A block of data:
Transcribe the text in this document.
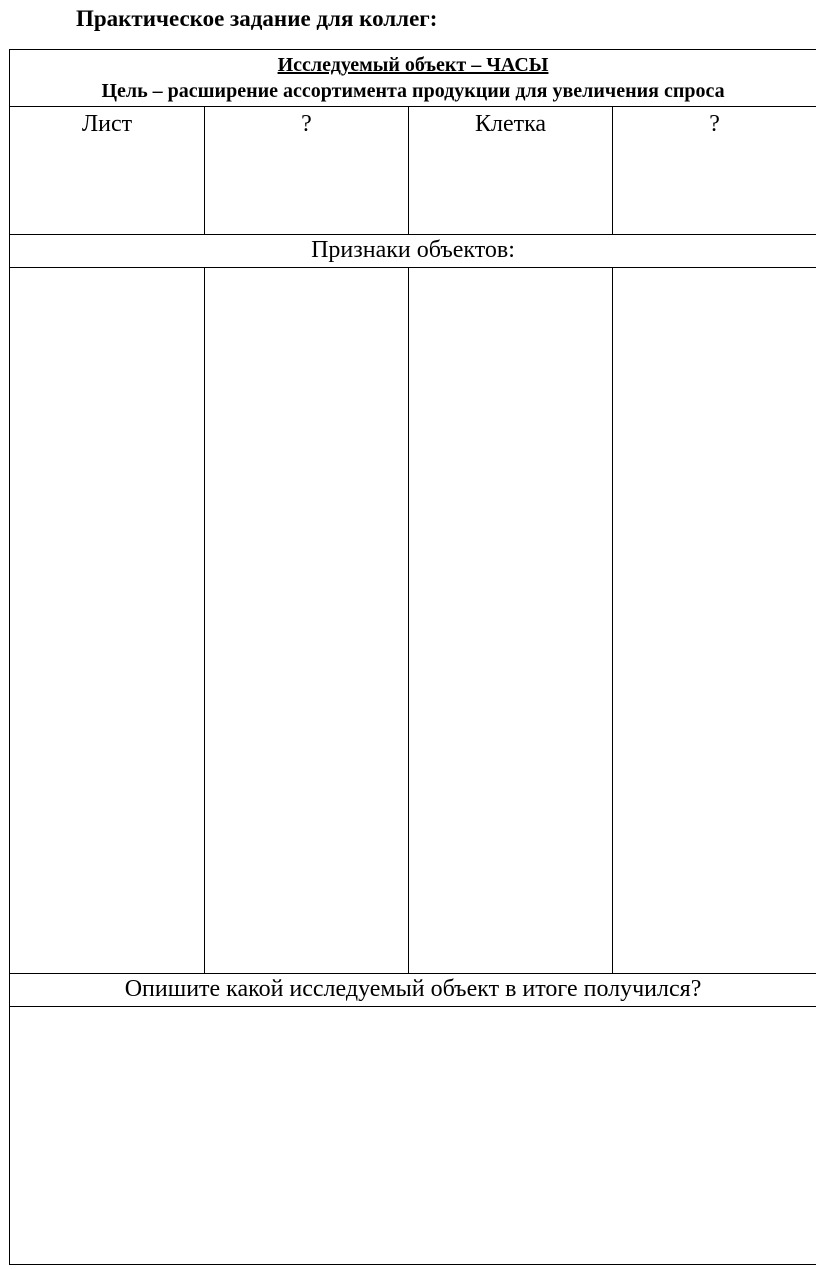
Практическое задание для коллег:
Исследуемый объект – ЧАСЫ
Цель – расширение ассортимента продукции для увеличения спроса			

Лист	?	Клетка	?

Признаки объектов:			

Опишите какой исследуемый объект в итоге получился?			
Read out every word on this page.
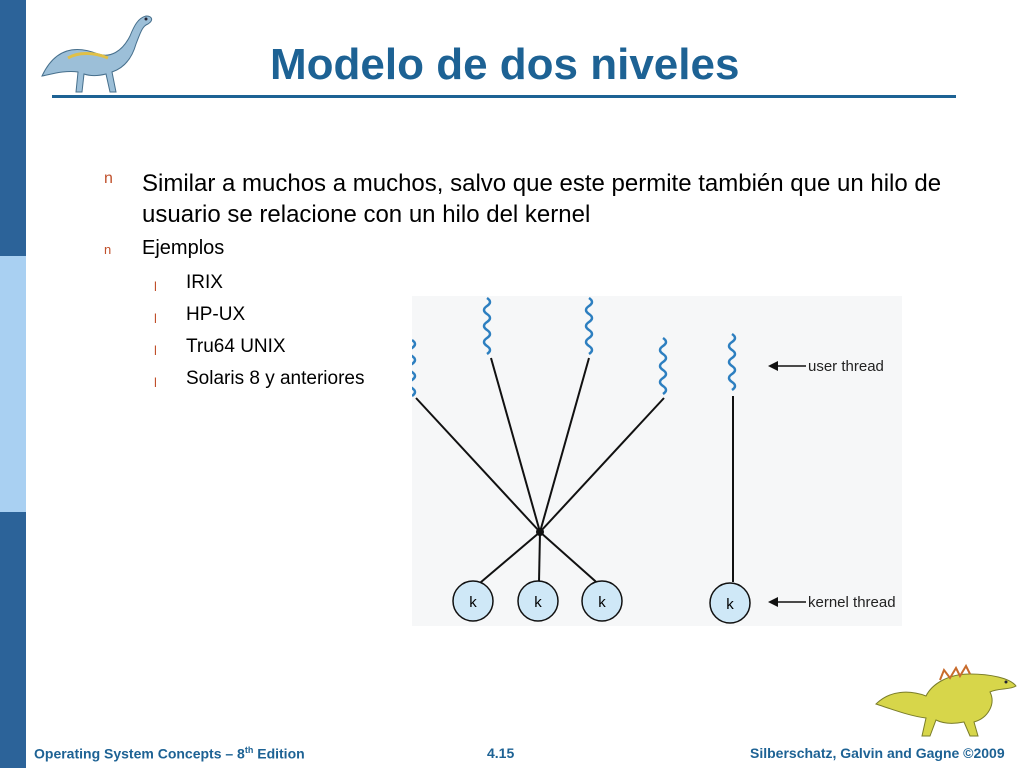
Modelo de dos niveles
n Similar a muchos a muchos, salvo que este permite también que un hilo de usuario se relacione con un hilo del kernel
n Ejemplos
l IRIX
l HP-UX
l Tru64 UNIX
l Solaris 8 y anteriores
k	k	k	k
user thread
kernel thread
Operating System Concepts – 8th Edition	4.15	Silberschatz, Galvin and Gagne ©2009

> Stated problem: Copy every entry exactly as written. Pictures are excluded.

> The output:
Transcribe the text in this document.
Практическое задание для коллег:
Исследуемый объект – ЧАСЫ
Цель – расширение ассортимента продукции для увеличения спроса			

Лист	?	Клетка	?

Признаки объектов:			

Опишите какой исследуемый объект в итоге получился?			
Read out every word on this page.
Modelo de dos niveles
n Similar a muchos a muchos, salvo que este permite también que un hilo de usuario se relacione con un hilo del kernel
n Ejemplos
l IRIX
l HP-UX
l Tru64 UNIX
l Solaris 8 y anteriores
k	k	k	k
user thread
kernel thread
Operating System Concepts – 8th Edition	4.15	Silberschatz, Galvin and Gagne ©2009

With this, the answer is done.